◆ **Your task**: Look through the data and write out every line with the word "close" in it.

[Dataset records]
********

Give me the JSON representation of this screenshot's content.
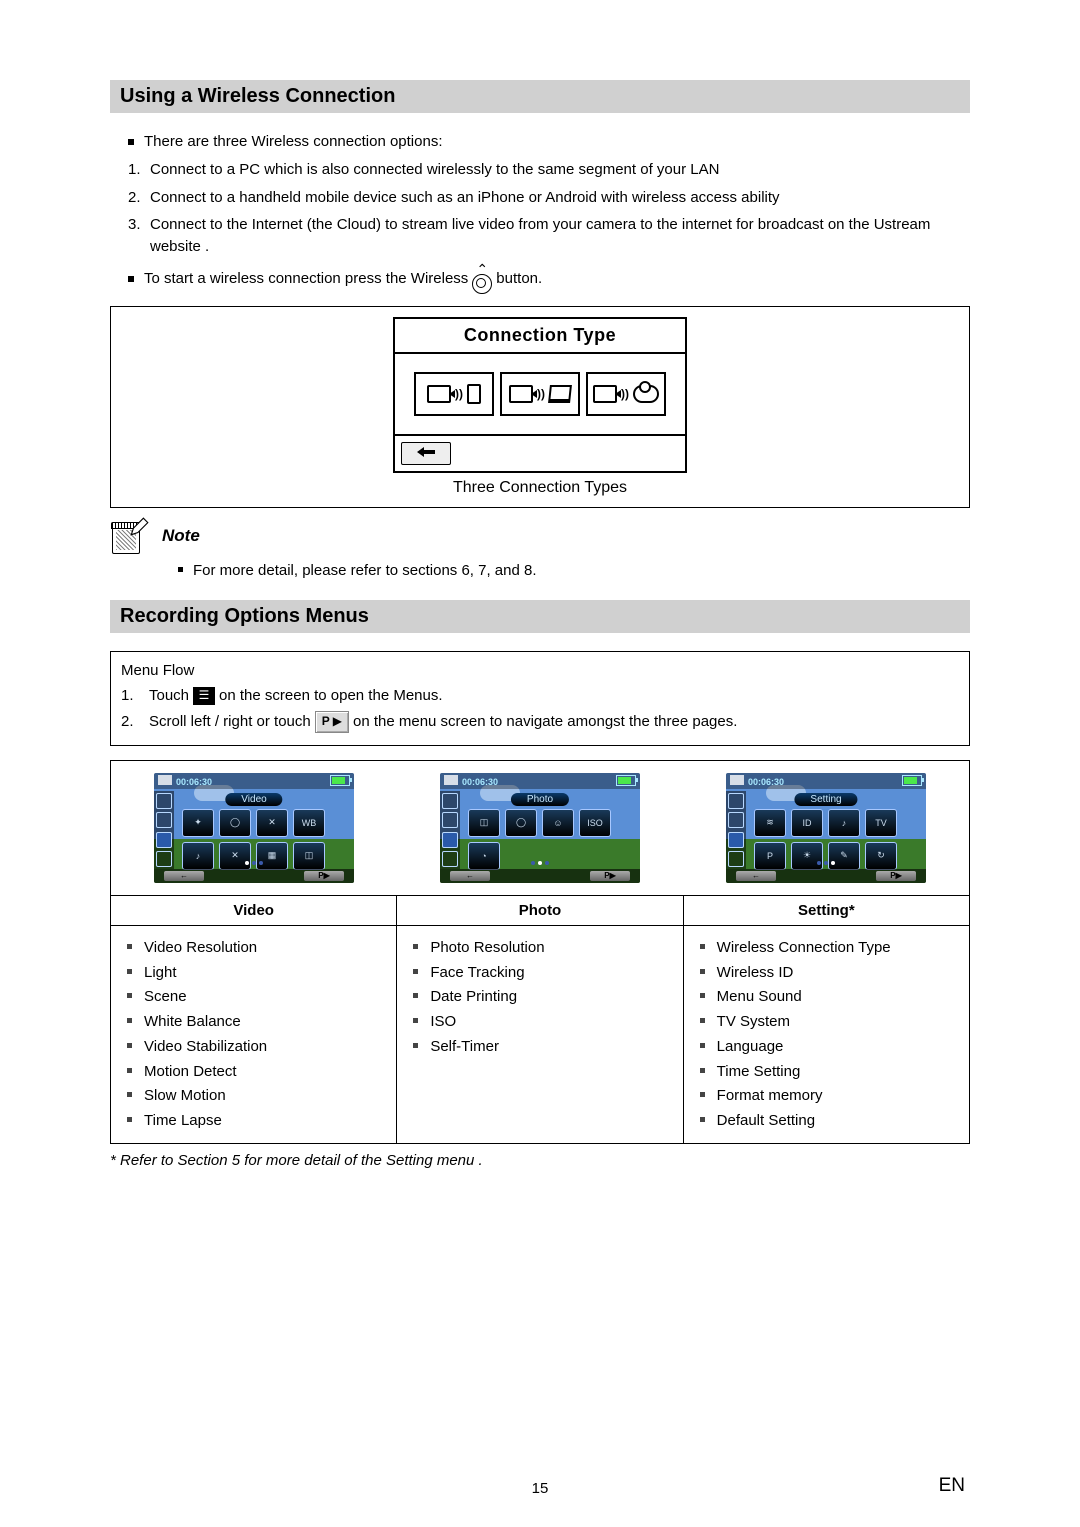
{
  "section1": {
    "title": "Using a Wireless Connection",
    "intro": "There are three Wireless connection options:",
    "items": [
      "Connect to a PC which is also connected wirelessly to the same segment of your LAN",
      "Connect to a handheld mobile device such as an iPhone or Android with wireless access ability",
      "Connect to the Internet (the Cloud) to stream live video from your camera to the internet for broadcast on the Ustream website ."
    ],
    "start_prefix": "To start a wireless connection press the Wireless",
    "start_suffix": "button.",
    "panel_title": "Connection Type",
    "caption": "Three Connection Types",
    "note_label": "Note",
    "note_text": "For more detail, please refer to sections 6, 7, and 8."
  },
  "section2": {
    "title": "Recording Options Menus",
    "menuflow_label": "Menu Flow",
    "step1_a": "Touch",
    "step1_b": "on the screen to open the Menus.",
    "step2_a": "Scroll left / right or touch",
    "step2_b": "on the menu screen to navigate amongst the three pages.",
    "nav_label": "P",
    "screens": [
      {
        "tab": "Video",
        "time": "00:06:30",
        "icons": [
          "✦",
          "◯",
          "✕",
          "WB",
          "♪",
          "✕",
          "▦",
          "◫"
        ]
      },
      {
        "tab": "Photo",
        "time": "00:06:30",
        "icons": [
          "◫",
          "◯",
          "☺",
          "ISO",
          "◔"
        ]
      },
      {
        "tab": "Setting",
        "time": "00:06:30",
        "icons": [
          "≋",
          "ID",
          "♪",
          "TV",
          "P",
          "☀",
          "✎",
          "↻"
        ]
      }
    ],
    "columns": [
      {
        "head": "Video",
        "items": [
          "Video Resolution",
          "Light",
          "Scene",
          "White Balance",
          "Video Stabilization",
          "Motion Detect",
          "Slow Motion",
          "Time Lapse"
        ]
      },
      {
        "head": "Photo",
        "items": [
          "Photo Resolution",
          "Face Tracking",
          "Date Printing",
          "ISO",
          "Self-Timer"
        ]
      },
      {
        "head": "Setting*",
        "items": [
          "Wireless Connection Type",
          "Wireless ID",
          "Menu Sound",
          "TV System",
          "Language",
          "Time Setting",
          "Format memory",
          "Default Setting"
        ]
      }
    ],
    "footnote": "* Refer to Section 5 for more detail of the Setting menu ."
  },
  "page_num": "15",
  "lang": "EN"
}
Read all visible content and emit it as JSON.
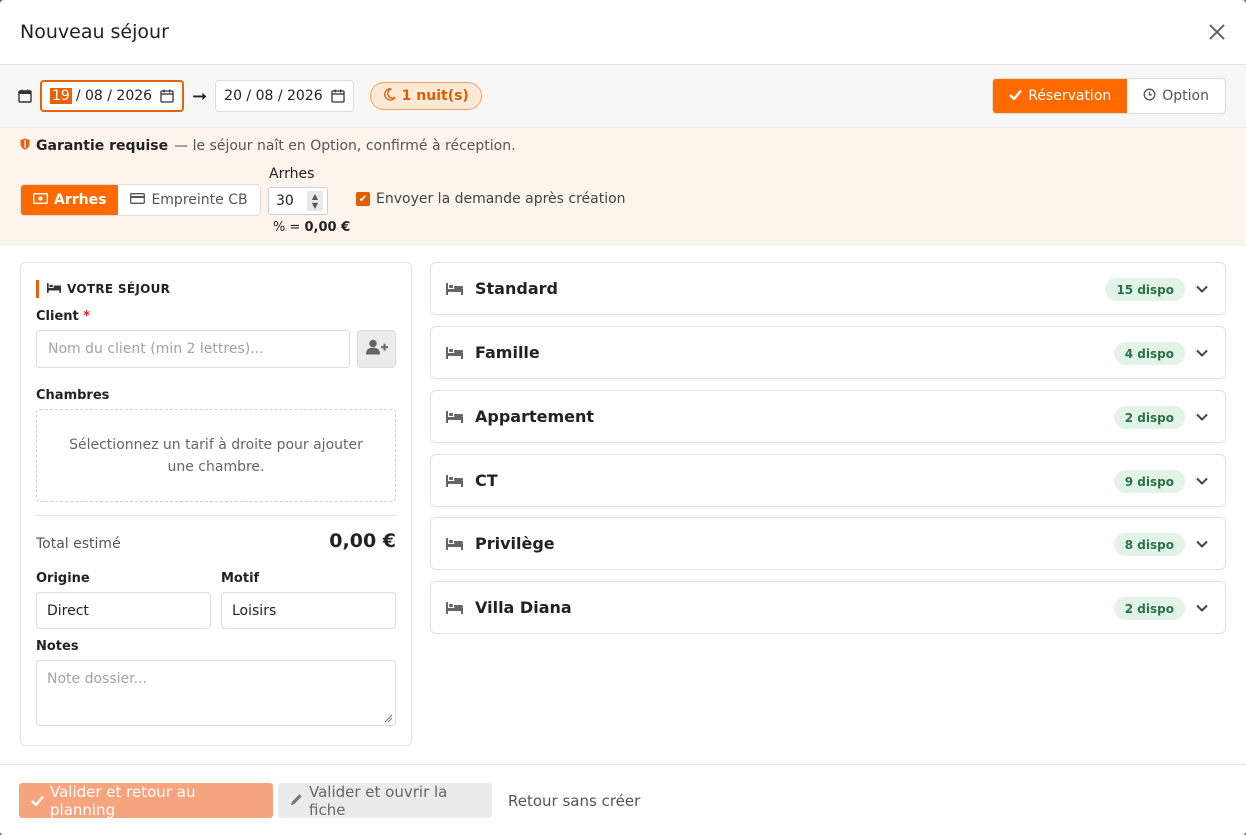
{
  "modal": {
    "title": "Nouveau séjour"
  },
  "dates": {
    "arrival_day": "19",
    "arrival_rest": "/ 08 / 2026",
    "departure": "20 / 08 / 2026",
    "nights": "1 nuit(s)"
  },
  "booking_type": {
    "reservation": "Réservation",
    "option": "Option",
    "selected": "Réservation"
  },
  "guarantee": {
    "title": "Garantie requise",
    "note": "— le séjour naît en Option, confirmé à réception.",
    "methods": [
      "Arrhes",
      "Empreinte CB"
    ],
    "selected_method": "Arrhes",
    "arrhes_label": "Arrhes",
    "arrhes_percent": "30",
    "arrhes_sum_prefix": "% = ",
    "arrhes_sum_value": "0,00 €",
    "send_request_label": "Envoyer la demande après création",
    "send_request_checked": true
  },
  "stay": {
    "section_title": "VOTRE SÉJOUR",
    "client_label": "Client",
    "required_mark": "*",
    "client_placeholder": "Nom du client (min 2 lettres)...",
    "rooms_label": "Chambres",
    "rooms_empty": "Sélectionnez un tarif à droite pour ajouter une chambre.",
    "total_label": "Total estimé",
    "total_value": "0,00 €",
    "origin_label": "Origine",
    "origin_value": "Direct",
    "motif_label": "Motif",
    "motif_value": "Loisirs",
    "notes_label": "Notes",
    "notes_placeholder": "Note dossier..."
  },
  "room_types": [
    {
      "name": "Standard",
      "dispo": "15 dispo"
    },
    {
      "name": "Famille",
      "dispo": "4 dispo"
    },
    {
      "name": "Appartement",
      "dispo": "2 dispo"
    },
    {
      "name": "CT",
      "dispo": "9 dispo"
    },
    {
      "name": "Privilège",
      "dispo": "8 dispo"
    },
    {
      "name": "Villa Diana",
      "dispo": "2 dispo"
    }
  ],
  "footer": {
    "validate_planning": "Valider et retour au planning",
    "validate_open": "Valider et ouvrir la fiche",
    "back_without_create": "Retour sans créer"
  },
  "colors": {
    "accent": "#ff6a00",
    "dispo_bg": "#e3f3e8",
    "dispo_text": "#27734a"
  },
  "icons": {
    "calendar": "calendar-icon",
    "moon": "moon-icon",
    "check": "check-icon",
    "clock": "clock-icon",
    "shield": "shield-icon",
    "money": "money-icon",
    "card": "credit-card-icon",
    "bed": "bed-icon",
    "add_user": "add-user-icon",
    "chevron": "chevron-down-icon",
    "pencil": "pencil-icon",
    "close": "close-icon"
  }
}
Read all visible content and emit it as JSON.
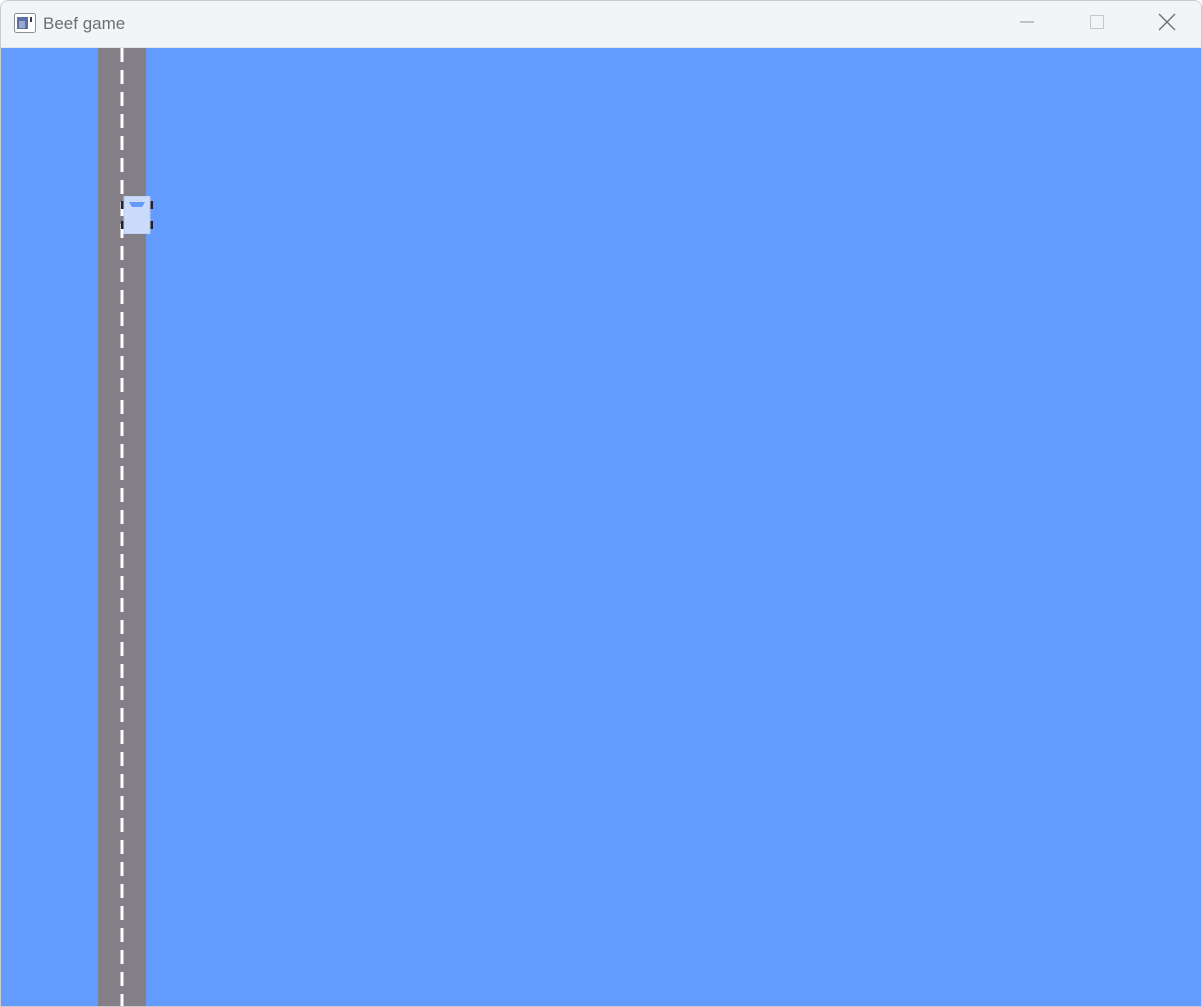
{
  "window": {
    "title": "Beef game",
    "app_icon": "app-icon",
    "buttons": {
      "minimize_icon": "minimize-icon",
      "maximize_icon": "maximize-icon",
      "close_icon": "close-icon"
    }
  },
  "game": {
    "background_color": "#639bff",
    "road_color": "#847e87",
    "lane_marking_color": "#ffffff",
    "car": {
      "body_color": "#cbdbfc",
      "window_color": "#639bff",
      "wheel_color": "#222034"
    }
  }
}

********

◆ **Task answer**:
    "close": "close-icon"
      "close_icon": "close-icon"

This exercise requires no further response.